§ Stored rows:
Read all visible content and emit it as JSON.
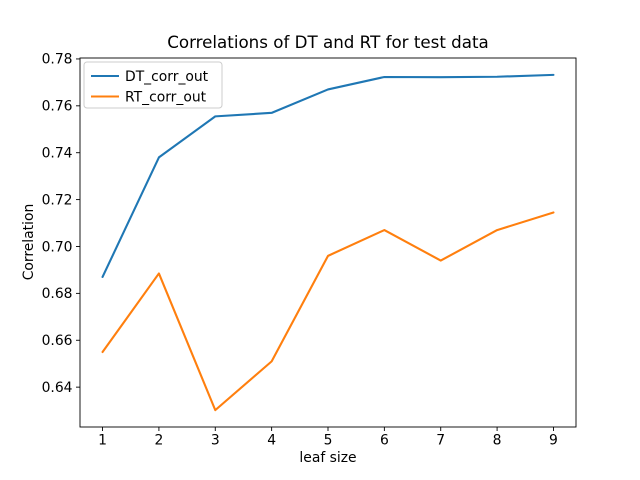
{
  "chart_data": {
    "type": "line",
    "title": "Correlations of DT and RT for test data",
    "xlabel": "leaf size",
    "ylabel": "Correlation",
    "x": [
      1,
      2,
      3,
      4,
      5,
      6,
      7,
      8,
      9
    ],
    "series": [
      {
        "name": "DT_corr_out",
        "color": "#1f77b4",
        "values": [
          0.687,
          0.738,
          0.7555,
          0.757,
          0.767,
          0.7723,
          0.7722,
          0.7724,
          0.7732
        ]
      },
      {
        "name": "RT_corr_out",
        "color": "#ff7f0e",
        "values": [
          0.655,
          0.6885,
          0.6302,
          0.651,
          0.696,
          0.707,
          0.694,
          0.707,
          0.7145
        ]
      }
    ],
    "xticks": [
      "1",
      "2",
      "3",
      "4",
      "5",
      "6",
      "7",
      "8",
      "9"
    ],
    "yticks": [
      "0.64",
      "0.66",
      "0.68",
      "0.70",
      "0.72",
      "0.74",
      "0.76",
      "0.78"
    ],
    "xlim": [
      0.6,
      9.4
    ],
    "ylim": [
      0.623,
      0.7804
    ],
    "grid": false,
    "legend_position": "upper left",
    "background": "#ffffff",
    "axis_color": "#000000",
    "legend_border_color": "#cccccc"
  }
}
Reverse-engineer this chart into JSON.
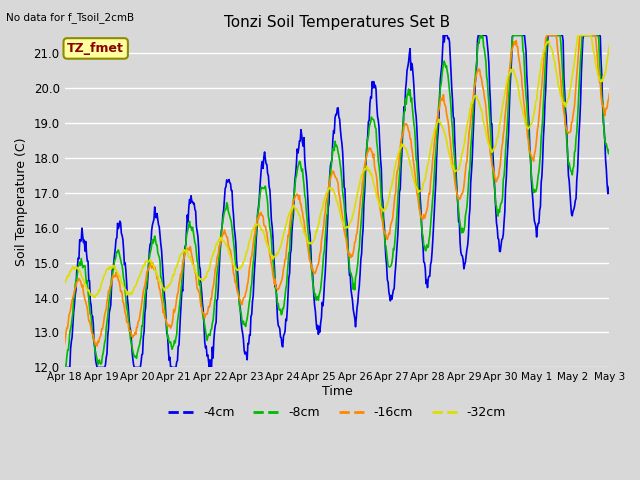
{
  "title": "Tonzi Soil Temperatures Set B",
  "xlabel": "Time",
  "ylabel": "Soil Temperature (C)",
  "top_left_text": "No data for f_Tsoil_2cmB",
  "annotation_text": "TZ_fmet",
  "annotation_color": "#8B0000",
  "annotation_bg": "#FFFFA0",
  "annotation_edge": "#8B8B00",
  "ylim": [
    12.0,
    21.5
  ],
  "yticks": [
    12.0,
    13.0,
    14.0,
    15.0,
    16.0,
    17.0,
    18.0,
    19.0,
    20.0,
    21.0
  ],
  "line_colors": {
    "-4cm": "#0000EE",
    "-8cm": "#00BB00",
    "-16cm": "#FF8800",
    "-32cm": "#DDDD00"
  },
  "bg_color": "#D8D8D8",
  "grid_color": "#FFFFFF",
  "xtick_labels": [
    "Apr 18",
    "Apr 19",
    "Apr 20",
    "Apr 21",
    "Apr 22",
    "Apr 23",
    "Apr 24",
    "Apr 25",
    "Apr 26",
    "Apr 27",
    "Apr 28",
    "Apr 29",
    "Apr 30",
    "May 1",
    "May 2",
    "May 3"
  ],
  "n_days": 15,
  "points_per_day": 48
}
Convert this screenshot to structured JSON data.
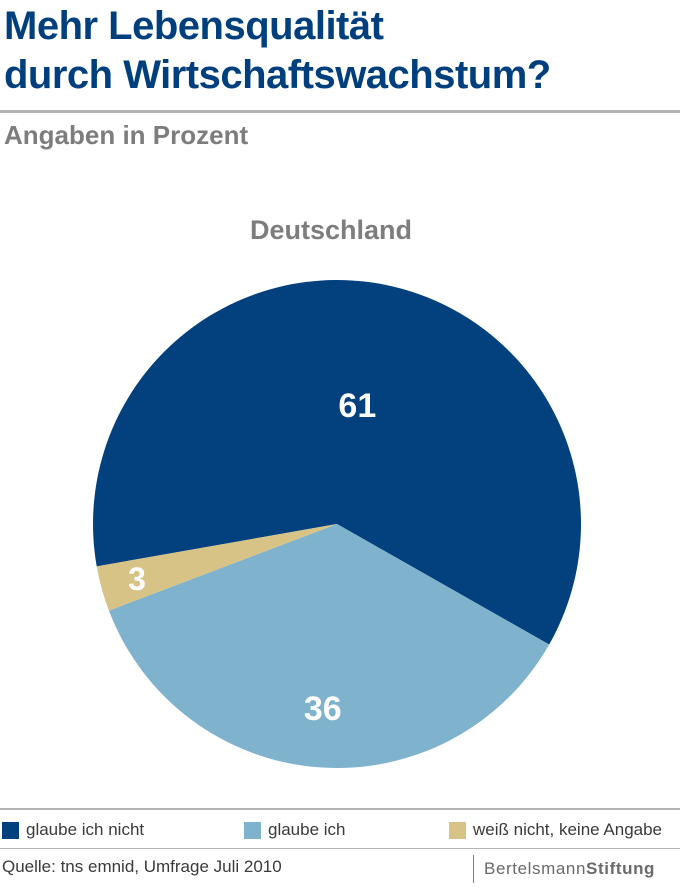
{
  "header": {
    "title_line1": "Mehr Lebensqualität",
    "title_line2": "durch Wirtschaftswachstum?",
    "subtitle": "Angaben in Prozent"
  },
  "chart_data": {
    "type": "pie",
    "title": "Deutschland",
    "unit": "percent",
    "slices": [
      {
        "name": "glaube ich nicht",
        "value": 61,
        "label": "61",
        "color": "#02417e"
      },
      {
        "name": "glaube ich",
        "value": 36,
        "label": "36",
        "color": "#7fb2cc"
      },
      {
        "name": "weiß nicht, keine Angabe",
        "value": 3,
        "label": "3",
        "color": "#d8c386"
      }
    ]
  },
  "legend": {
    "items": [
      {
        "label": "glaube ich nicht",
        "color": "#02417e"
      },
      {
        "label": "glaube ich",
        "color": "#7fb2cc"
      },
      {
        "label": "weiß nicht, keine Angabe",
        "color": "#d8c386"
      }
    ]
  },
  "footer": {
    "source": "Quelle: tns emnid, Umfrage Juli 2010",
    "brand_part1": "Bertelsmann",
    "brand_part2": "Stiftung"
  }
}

§ Your task: Output the data exactly. Pictures don't belong in the result.

§ Answer for this exercise:
Read all visible content and emit it as JSON.
{
  "chart_data": {
    "type": "line",
    "title": "Correlations of DT and RT for test data",
    "xlabel": "leaf size",
    "ylabel": "Correlation",
    "x": [
      1,
      2,
      3,
      4,
      5,
      6,
      7,
      8,
      9
    ],
    "series": [
      {
        "name": "DT_corr_out",
        "color": "#1f77b4",
        "values": [
          0.687,
          0.738,
          0.7555,
          0.757,
          0.767,
          0.7723,
          0.7722,
          0.7724,
          0.7732
        ]
      },
      {
        "name": "RT_corr_out",
        "color": "#ff7f0e",
        "values": [
          0.655,
          0.6885,
          0.6302,
          0.651,
          0.696,
          0.707,
          0.694,
          0.707,
          0.7145
        ]
      }
    ],
    "xticks": [
      "1",
      "2",
      "3",
      "4",
      "5",
      "6",
      "7",
      "8",
      "9"
    ],
    "yticks": [
      "0.64",
      "0.66",
      "0.68",
      "0.70",
      "0.72",
      "0.74",
      "0.76",
      "0.78"
    ],
    "xlim": [
      0.6,
      9.4
    ],
    "ylim": [
      0.623,
      0.7804
    ],
    "grid": false,
    "legend_position": "upper left",
    "background": "#ffffff",
    "axis_color": "#000000",
    "legend_border_color": "#cccccc"
  }
}
Reverse-engineer this chart into JSON.
{
  "title": "Tonzi Soil Temperatures Set B",
  "xlabel": "Time",
  "ylabel": "Soil Temperature (C)",
  "top_left_text": "No data for f_Tsoil_2cmB",
  "annotation_text": "TZ_fmet",
  "annotation_color": "#8B0000",
  "annotation_bg": "#FFFFA0",
  "annotation_edge": "#8B8B00",
  "ylim": [
    12.0,
    21.5
  ],
  "yticks": [
    12.0,
    13.0,
    14.0,
    15.0,
    16.0,
    17.0,
    18.0,
    19.0,
    20.0,
    21.0
  ],
  "line_colors": {
    "-4cm": "#0000EE",
    "-8cm": "#00BB00",
    "-16cm": "#FF8800",
    "-32cm": "#DDDD00"
  },
  "bg_color": "#D8D8D8",
  "grid_color": "#FFFFFF",
  "xtick_labels": [
    "Apr 18",
    "Apr 19",
    "Apr 20",
    "Apr 21",
    "Apr 22",
    "Apr 23",
    "Apr 24",
    "Apr 25",
    "Apr 26",
    "Apr 27",
    "Apr 28",
    "Apr 29",
    "Apr 30",
    "May 1",
    "May 2",
    "May 3"
  ],
  "n_days": 15,
  "points_per_day": 48
}
Convert this screenshot to structured JSON data.
{
  "header": {
    "title_line1": "Mehr Lebensqualität",
    "title_line2": "durch Wirtschaftswachstum?",
    "subtitle": "Angaben in Prozent"
  },
  "chart_data": {
    "type": "pie",
    "title": "Deutschland",
    "unit": "percent",
    "slices": [
      {
        "name": "glaube ich nicht",
        "value": 61,
        "label": "61",
        "color": "#02417e"
      },
      {
        "name": "glaube ich",
        "value": 36,
        "label": "36",
        "color": "#7fb2cc"
      },
      {
        "name": "weiß nicht, keine Angabe",
        "value": 3,
        "label": "3",
        "color": "#d8c386"
      }
    ]
  },
  "legend": {
    "items": [
      {
        "label": "glaube ich nicht",
        "color": "#02417e"
      },
      {
        "label": "glaube ich",
        "color": "#7fb2cc"
      },
      {
        "label": "weiß nicht, keine Angabe",
        "color": "#d8c386"
      }
    ]
  },
  "footer": {
    "source": "Quelle: tns emnid, Umfrage Juli 2010",
    "brand_part1": "Bertelsmann",
    "brand_part2": "Stiftung"
  }
}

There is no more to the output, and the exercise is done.